### Problem details
Keep the pictures out and restate every record exactly.

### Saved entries
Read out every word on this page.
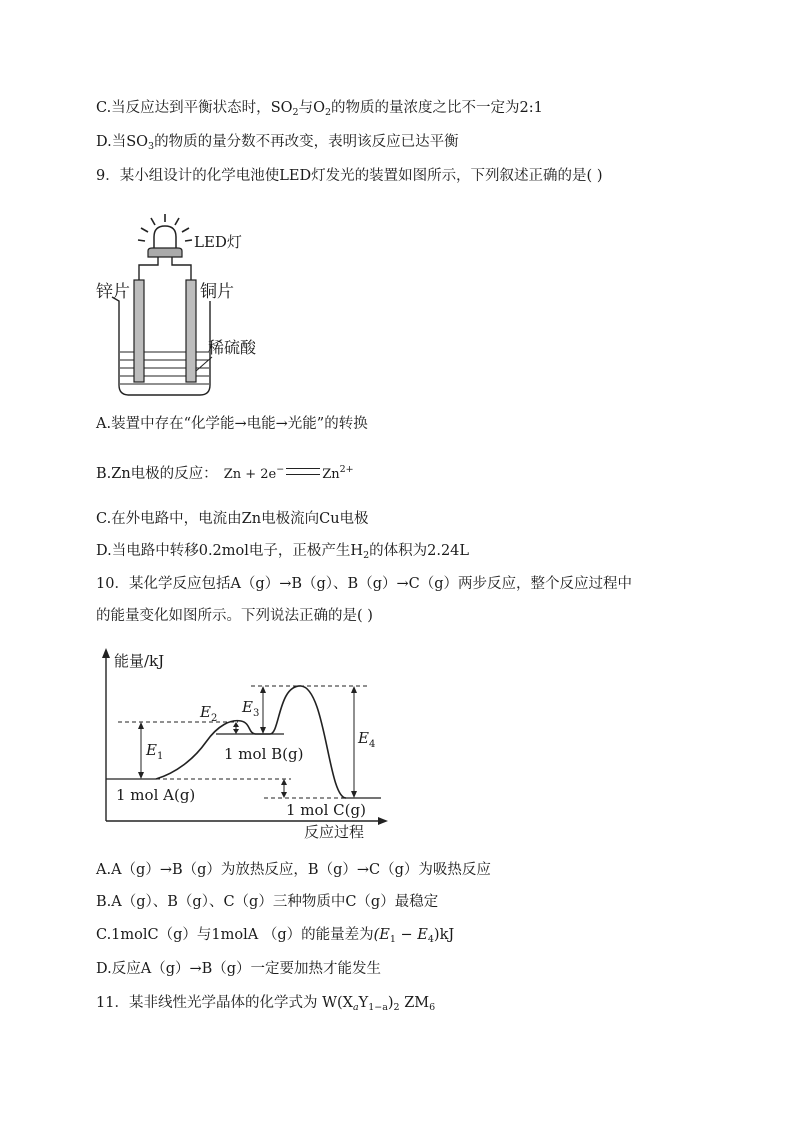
C.当反应达到平衡状态时，$SO_2$与$O_2$的物质的量浓度之比不一定为2:1
D.当$SO_3$的物质的量分数不再改变，表明该反应已达平衡
9．某小组设计的化学电池使LED灯发光的装置如图所示，下列叙述正确的是( )
LED灯
锌片	铜片
稀硫酸
A.装置中存在“化学能→电能→光能”的转换
B.Zn电极的反应： Zn + 2e−	$Zn^{2+}$
C.在外电路中，电流由Zn电极流向Cu电极
D.当电路中转移0.2mol电子，正极产生$H_2$的体积为2.24L
10．某化学反应包括A（g）→B（g）、B（g）→C（g）两步反应，整个反应过程中
的能量变化如图所示。下列说法正确的是( )
能量/kJ
反应过程
1 mol A(g)
1 mol B(g)
1 mol C(g)
$E_1$
$E_2$
$E_3$
$E_4$
A.A（g）→B（g）为放热反应，B（g）→C（g）为吸热反应
B.A（g）、B（g）、C（g）三种物质中C（g）最稳定
C.1molC（g）与1molA （g）的能量差为$(E_1 - E_4)kJ$
D.反应A（g）→B（g）一定要加热才能发生
11．某非线性光学晶体的化学式为 $W(X_aY_{1-a})_2$ $ZM_6$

### The reply
Read out every word on this page.
C.当反应达到平衡状态时，$SO_2$与$O_2$的物质的量浓度之比不一定为2:1
D.当$SO_3$的物质的量分数不再改变，表明该反应已达平衡
9．某小组设计的化学电池使LED灯发光的装置如图所示，下列叙述正确的是( )
LED灯
锌片	铜片
稀硫酸
A.装置中存在“化学能→电能→光能”的转换
B.Zn电极的反应： Zn + 2e−	$Zn^{2+}$
C.在外电路中，电流由Zn电极流向Cu电极
D.当电路中转移0.2mol电子，正极产生$H_2$的体积为2.24L
10．某化学反应包括A（g）→B（g）、B（g）→C（g）两步反应，整个反应过程中
的能量变化如图所示。下列说法正确的是( )
能量/kJ
反应过程
1 mol A(g)
1 mol B(g)
1 mol C(g)
$E_1$
$E_2$
$E_3$
$E_4$
A.A（g）→B（g）为放热反应，B（g）→C（g）为吸热反应
B.A（g）、B（g）、C（g）三种物质中C（g）最稳定
C.1molC（g）与1molA （g）的能量差为$(E_1 - E_4)kJ$
D.反应A（g）→B（g）一定要加热才能发生
11．某非线性光学晶体的化学式为 $W(X_aY_{1-a})_2$ $ZM_6$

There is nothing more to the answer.